_Written instruction_.
Your task is to repeat the entries exactly. Leave the pictures out.

_Stored data entries_.
• • • •
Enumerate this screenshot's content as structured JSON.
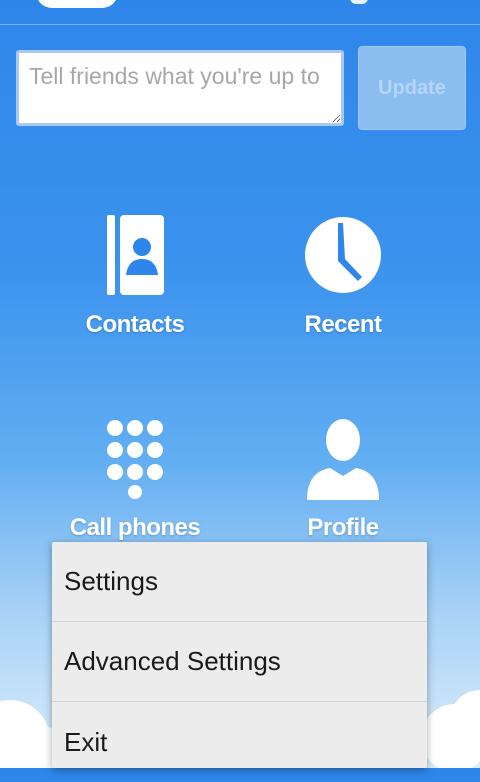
{
  "status": {
    "placeholder": "Tell friends what you're up to",
    "update_label": "Update"
  },
  "grid": {
    "contacts_label": "Contacts",
    "recent_label": "Recent",
    "call_phones_label": "Call phones",
    "profile_label": "Profile"
  },
  "menu": {
    "items": [
      {
        "label": "Settings"
      },
      {
        "label": "Advanced Settings"
      },
      {
        "label": "Exit"
      }
    ]
  },
  "colors": {
    "background_top": "#2f86ea",
    "background_bottom": "#dbeefb",
    "menu_background": "#ececec"
  }
}
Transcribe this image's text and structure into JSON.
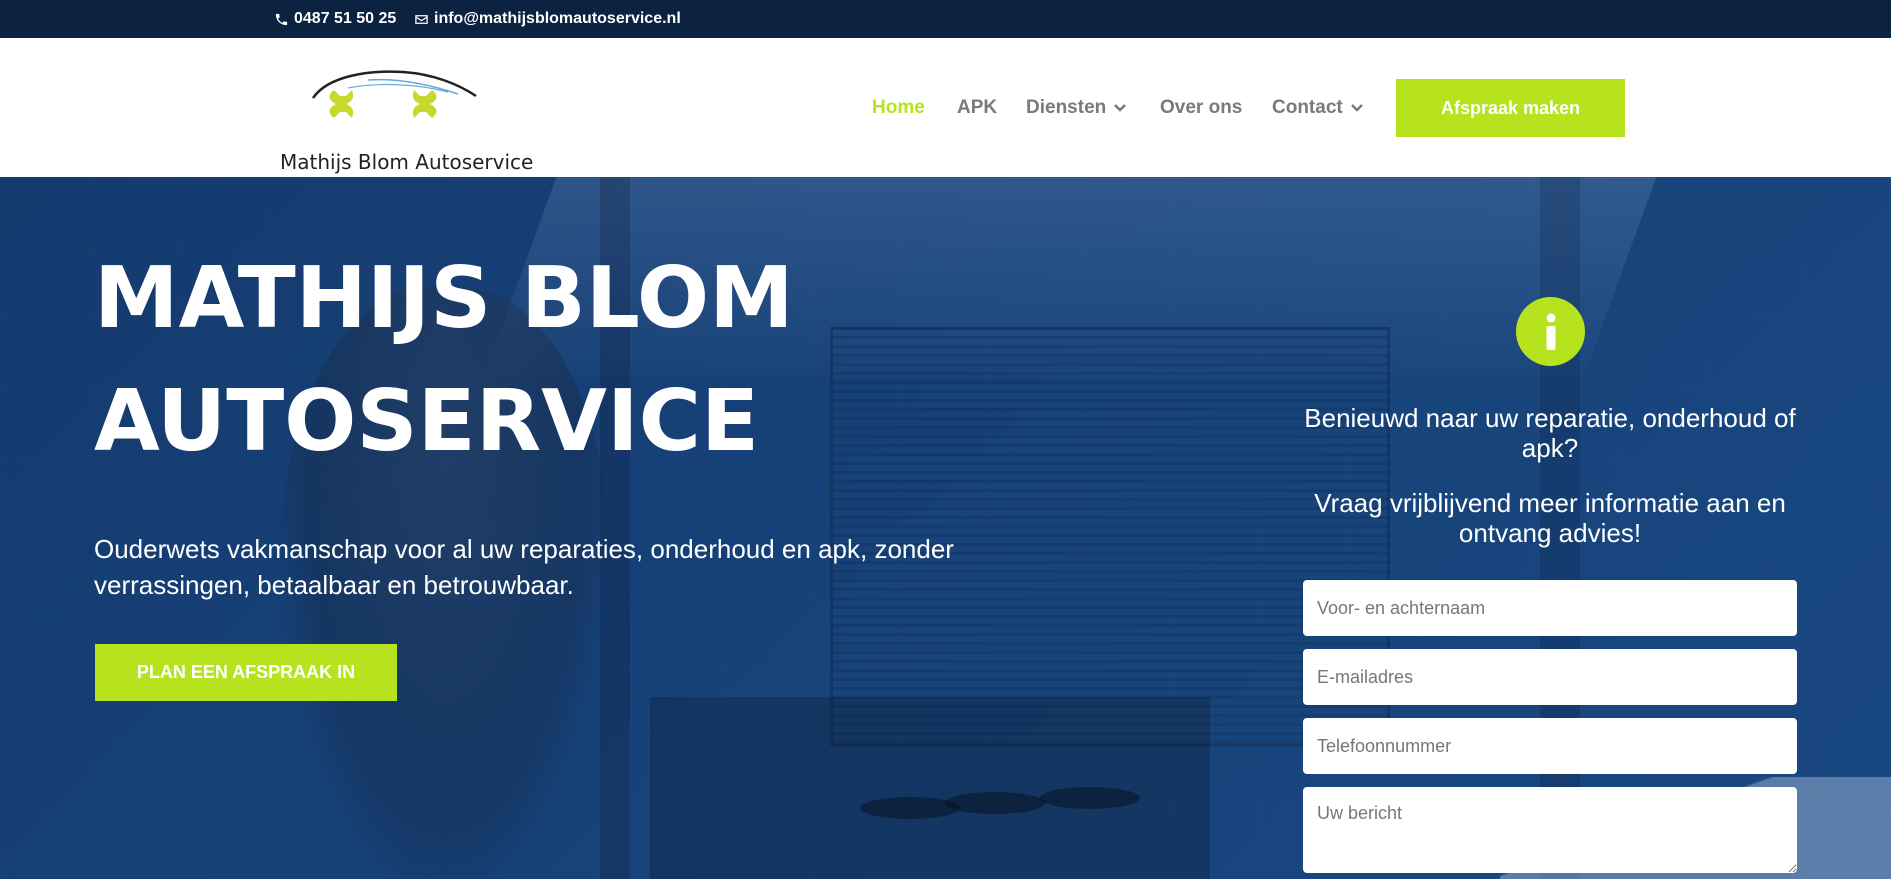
• • • •
_The response_.
Enumerate this screenshot's content as structured JSON.
{
  "status": {
    "placeholder": "Tell friends what you're up to",
    "update_label": "Update"
  },
  "grid": {
    "contacts_label": "Contacts",
    "recent_label": "Recent",
    "call_phones_label": "Call phones",
    "profile_label": "Profile"
  },
  "menu": {
    "items": [
      {
        "label": "Settings"
      },
      {
        "label": "Advanced Settings"
      },
      {
        "label": "Exit"
      }
    ]
  },
  "colors": {
    "background_top": "#2f86ea",
    "background_bottom": "#dbeefb",
    "menu_background": "#ececec"
  }
}
Transcribe this image's text and structure into JSON.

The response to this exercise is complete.